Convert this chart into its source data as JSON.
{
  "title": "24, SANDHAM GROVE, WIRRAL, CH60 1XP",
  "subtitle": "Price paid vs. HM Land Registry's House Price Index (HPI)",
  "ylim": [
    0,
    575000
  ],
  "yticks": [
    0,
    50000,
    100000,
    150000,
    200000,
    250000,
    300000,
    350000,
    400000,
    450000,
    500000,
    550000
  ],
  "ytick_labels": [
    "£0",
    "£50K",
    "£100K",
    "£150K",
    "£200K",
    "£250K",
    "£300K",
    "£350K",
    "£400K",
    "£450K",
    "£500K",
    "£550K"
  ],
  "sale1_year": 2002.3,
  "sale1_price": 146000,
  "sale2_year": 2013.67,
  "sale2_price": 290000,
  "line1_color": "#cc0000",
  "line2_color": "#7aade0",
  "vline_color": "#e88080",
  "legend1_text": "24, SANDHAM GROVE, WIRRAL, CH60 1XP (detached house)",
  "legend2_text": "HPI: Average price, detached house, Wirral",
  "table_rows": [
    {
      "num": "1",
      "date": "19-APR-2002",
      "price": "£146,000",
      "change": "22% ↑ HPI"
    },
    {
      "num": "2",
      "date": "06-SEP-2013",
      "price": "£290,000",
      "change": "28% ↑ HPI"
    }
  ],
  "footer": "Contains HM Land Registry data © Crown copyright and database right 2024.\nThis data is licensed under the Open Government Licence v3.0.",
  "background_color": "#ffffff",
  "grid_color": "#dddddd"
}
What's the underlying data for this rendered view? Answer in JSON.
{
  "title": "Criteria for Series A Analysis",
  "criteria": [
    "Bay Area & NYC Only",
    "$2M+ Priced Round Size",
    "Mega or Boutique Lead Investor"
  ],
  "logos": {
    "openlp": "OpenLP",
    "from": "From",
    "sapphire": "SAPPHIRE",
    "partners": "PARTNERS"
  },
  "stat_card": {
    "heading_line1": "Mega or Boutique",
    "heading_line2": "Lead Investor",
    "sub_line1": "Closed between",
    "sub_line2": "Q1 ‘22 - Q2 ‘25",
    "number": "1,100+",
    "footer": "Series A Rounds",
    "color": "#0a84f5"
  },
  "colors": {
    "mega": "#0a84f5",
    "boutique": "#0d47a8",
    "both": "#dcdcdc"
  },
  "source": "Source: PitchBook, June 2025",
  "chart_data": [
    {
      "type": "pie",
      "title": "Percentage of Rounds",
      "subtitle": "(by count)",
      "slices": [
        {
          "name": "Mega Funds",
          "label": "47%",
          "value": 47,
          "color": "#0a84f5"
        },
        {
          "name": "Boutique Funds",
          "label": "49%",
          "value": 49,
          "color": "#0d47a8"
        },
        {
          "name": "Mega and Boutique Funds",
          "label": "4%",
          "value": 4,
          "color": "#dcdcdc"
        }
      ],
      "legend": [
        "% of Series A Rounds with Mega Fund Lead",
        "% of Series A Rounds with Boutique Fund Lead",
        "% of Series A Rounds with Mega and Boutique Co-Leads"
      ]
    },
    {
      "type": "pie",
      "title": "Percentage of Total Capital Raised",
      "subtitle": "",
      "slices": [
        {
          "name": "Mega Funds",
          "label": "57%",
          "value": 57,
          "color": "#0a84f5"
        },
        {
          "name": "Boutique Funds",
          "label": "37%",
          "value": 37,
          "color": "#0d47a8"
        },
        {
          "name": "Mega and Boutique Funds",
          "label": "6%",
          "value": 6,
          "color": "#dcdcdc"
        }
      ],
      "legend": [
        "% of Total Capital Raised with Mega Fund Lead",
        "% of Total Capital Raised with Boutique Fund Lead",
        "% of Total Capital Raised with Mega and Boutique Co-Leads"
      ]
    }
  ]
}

----

### TASK DETAILS
Copy out the full set of records precisely, leaving nothing out.

### EXPECTED OUTPUT
Convert this chart into its source data as JSON.
{
  "title": "24, SANDHAM GROVE, WIRRAL, CH60 1XP",
  "subtitle": "Price paid vs. HM Land Registry's House Price Index (HPI)",
  "ylim": [
    0,
    575000
  ],
  "yticks": [
    0,
    50000,
    100000,
    150000,
    200000,
    250000,
    300000,
    350000,
    400000,
    450000,
    500000,
    550000
  ],
  "ytick_labels": [
    "£0",
    "£50K",
    "£100K",
    "£150K",
    "£200K",
    "£250K",
    "£300K",
    "£350K",
    "£400K",
    "£450K",
    "£500K",
    "£550K"
  ],
  "sale1_year": 2002.3,
  "sale1_price": 146000,
  "sale2_year": 2013.67,
  "sale2_price": 290000,
  "line1_color": "#cc0000",
  "line2_color": "#7aade0",
  "vline_color": "#e88080",
  "legend1_text": "24, SANDHAM GROVE, WIRRAL, CH60 1XP (detached house)",
  "legend2_text": "HPI: Average price, detached house, Wirral",
  "table_rows": [
    {
      "num": "1",
      "date": "19-APR-2002",
      "price": "£146,000",
      "change": "22% ↑ HPI"
    },
    {
      "num": "2",
      "date": "06-SEP-2013",
      "price": "£290,000",
      "change": "28% ↑ HPI"
    }
  ],
  "footer": "Contains HM Land Registry data © Crown copyright and database right 2024.\nThis data is licensed under the Open Government Licence v3.0.",
  "background_color": "#ffffff",
  "grid_color": "#dddddd"
}
What's the underlying data for this rendered view? Answer in JSON.
{
  "title": "Criteria for Series A Analysis",
  "criteria": [
    "Bay Area & NYC Only",
    "$2M+ Priced Round Size",
    "Mega or Boutique Lead Investor"
  ],
  "logos": {
    "openlp": "OpenLP",
    "from": "From",
    "sapphire": "SAPPHIRE",
    "partners": "PARTNERS"
  },
  "stat_card": {
    "heading_line1": "Mega or Boutique",
    "heading_line2": "Lead Investor",
    "sub_line1": "Closed between",
    "sub_line2": "Q1 ‘22 - Q2 ‘25",
    "number": "1,100+",
    "footer": "Series A Rounds",
    "color": "#0a84f5"
  },
  "colors": {
    "mega": "#0a84f5",
    "boutique": "#0d47a8",
    "both": "#dcdcdc"
  },
  "source": "Source: PitchBook, June 2025",
  "chart_data": [
    {
      "type": "pie",
      "title": "Percentage of Rounds",
      "subtitle": "(by count)",
      "slices": [
        {
          "name": "Mega Funds",
          "label": "47%",
          "value": 47,
          "color": "#0a84f5"
        },
        {
          "name": "Boutique Funds",
          "label": "49%",
          "value": 49,
          "color": "#0d47a8"
        },
        {
          "name": "Mega and Boutique Funds",
          "label": "4%",
          "value": 4,
          "color": "#dcdcdc"
        }
      ],
      "legend": [
        "% of Series A Rounds with Mega Fund Lead",
        "% of Series A Rounds with Boutique Fund Lead",
        "% of Series A Rounds with Mega and Boutique Co-Leads"
      ]
    },
    {
      "type": "pie",
      "title": "Percentage of Total Capital Raised",
      "subtitle": "",
      "slices": [
        {
          "name": "Mega Funds",
          "label": "57%",
          "value": 57,
          "color": "#0a84f5"
        },
        {
          "name": "Boutique Funds",
          "label": "37%",
          "value": 37,
          "color": "#0d47a8"
        },
        {
          "name": "Mega and Boutique Funds",
          "label": "6%",
          "value": 6,
          "color": "#dcdcdc"
        }
      ],
      "legend": [
        "% of Total Capital Raised with Mega Fund Lead",
        "% of Total Capital Raised with Boutique Fund Lead",
        "% of Total Capital Raised with Mega and Boutique Co-Leads"
      ]
    }
  ]
}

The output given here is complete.